**EXERCISE AIM**
Tally the lines in the listing below that include "Only". Answer with the count and nothing more.

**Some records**
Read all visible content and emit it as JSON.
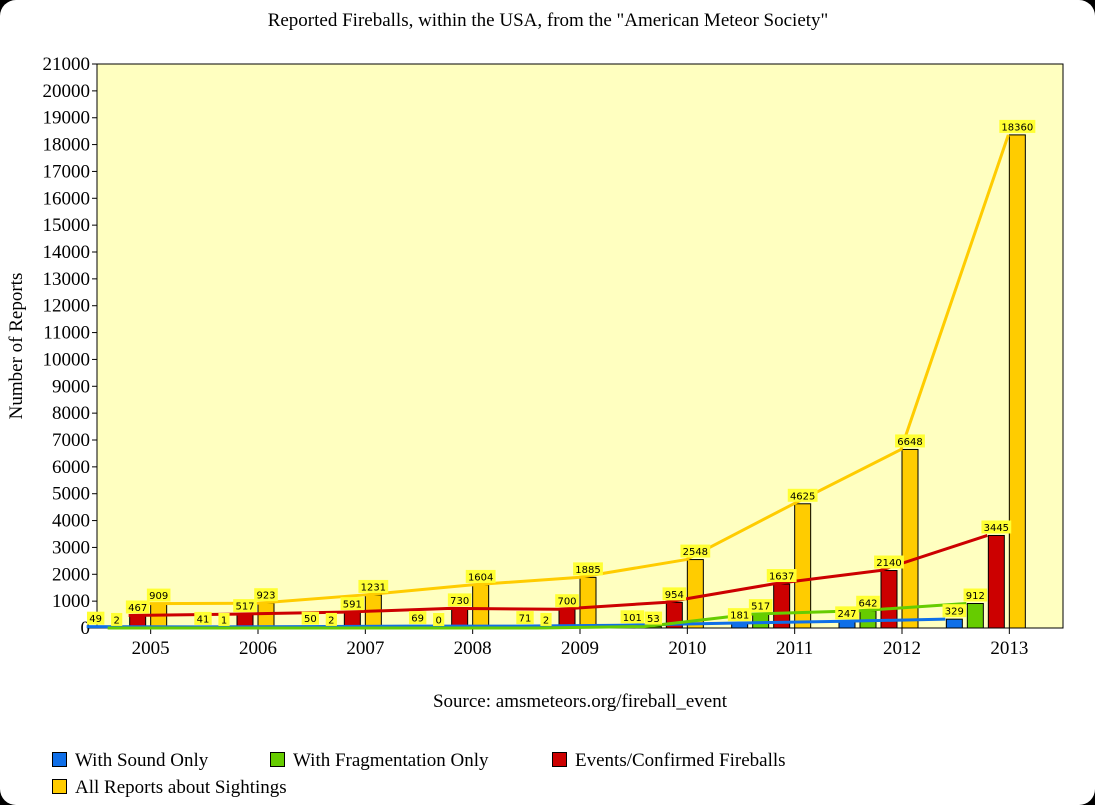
{
  "chart_data": {
    "type": "bar",
    "title": "Reported Fireballs, within the USA, from the \"American Meteor Society\"",
    "ylabel": "Number of Reports",
    "source": "Source: amsmeteors.org/fireball_event",
    "categories": [
      "2005",
      "2006",
      "2007",
      "2008",
      "2009",
      "2010",
      "2011",
      "2012",
      "2013"
    ],
    "ylim": [
      0,
      21000
    ],
    "y_ticks": [
      0,
      1000,
      2000,
      3000,
      4000,
      5000,
      6000,
      7000,
      8000,
      9000,
      10000,
      11000,
      12000,
      13000,
      14000,
      15000,
      16000,
      17000,
      18000,
      19000,
      20000,
      21000
    ],
    "plot_background": "#ffffc0",
    "trend_lines": true,
    "legend_position": "bottom",
    "series": [
      {
        "name": "With Sound Only",
        "color": "#0f6fe8",
        "values": [
          49,
          41,
          50,
          69,
          71,
          101,
          181,
          247,
          329
        ]
      },
      {
        "name": "With Fragmentation Only",
        "color": "#66cc00",
        "values": [
          2,
          1,
          2,
          0,
          2,
          53,
          517,
          642,
          912
        ]
      },
      {
        "name": "Events/Confirmed Fireballs",
        "color": "#cc0000",
        "values": [
          467,
          517,
          591,
          730,
          700,
          954,
          1637,
          2140,
          3445
        ]
      },
      {
        "name": "All Reports about Sightings",
        "color": "#ffcc00",
        "values": [
          909,
          923,
          1231,
          1604,
          1885,
          2548,
          4625,
          6648,
          18360
        ]
      }
    ]
  }
}
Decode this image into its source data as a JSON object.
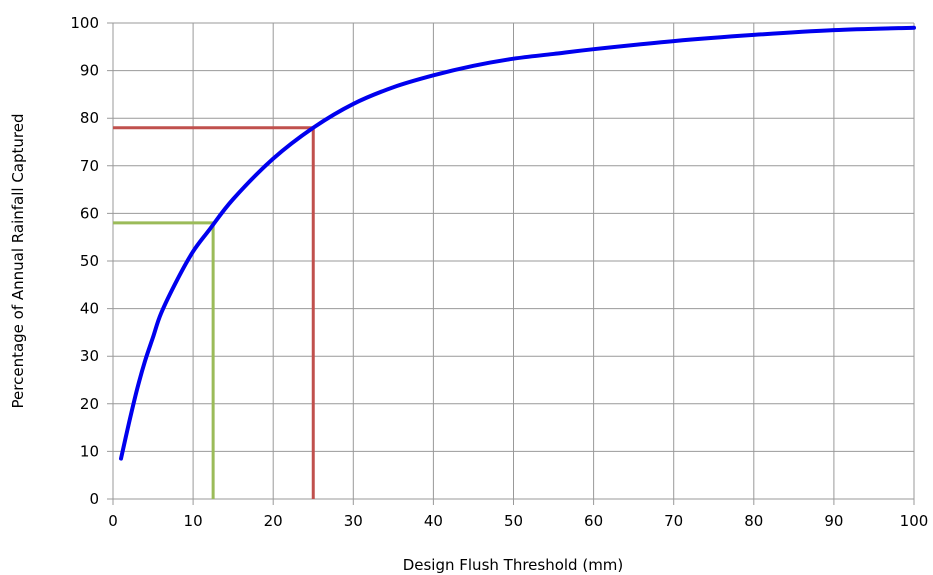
{
  "chart_data": {
    "type": "line",
    "xlabel": "Design Flush Threshold (mm)",
    "ylabel": "Percentage of Annual Rainfall Captured",
    "xlim": [
      0,
      100
    ],
    "ylim": [
      0,
      100
    ],
    "x_ticks": [
      0,
      10,
      20,
      30,
      40,
      50,
      60,
      70,
      80,
      90,
      100
    ],
    "y_ticks": [
      0,
      10,
      20,
      30,
      40,
      50,
      60,
      70,
      80,
      90,
      100
    ],
    "grid": true,
    "series": [
      {
        "color": "#0000ee",
        "x": [
          1,
          2,
          3,
          4,
          5,
          6,
          8,
          10,
          12,
          15,
          20,
          25,
          30,
          35,
          40,
          45,
          50,
          55,
          60,
          70,
          80,
          90,
          100
        ],
        "y": [
          8.5,
          16,
          23,
          29,
          34,
          39,
          46,
          52,
          56.5,
          63,
          71.5,
          78,
          83,
          86.5,
          89,
          91,
          92.5,
          93.5,
          94.5,
          96.2,
          97.5,
          98.5,
          99
        ]
      }
    ],
    "reference_lines": [
      {
        "color": "#c0504d",
        "x": 25,
        "y": 78
      },
      {
        "color": "#9bbb59",
        "x": 12.5,
        "y": 58
      }
    ]
  }
}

**COMPLETED TASK**
2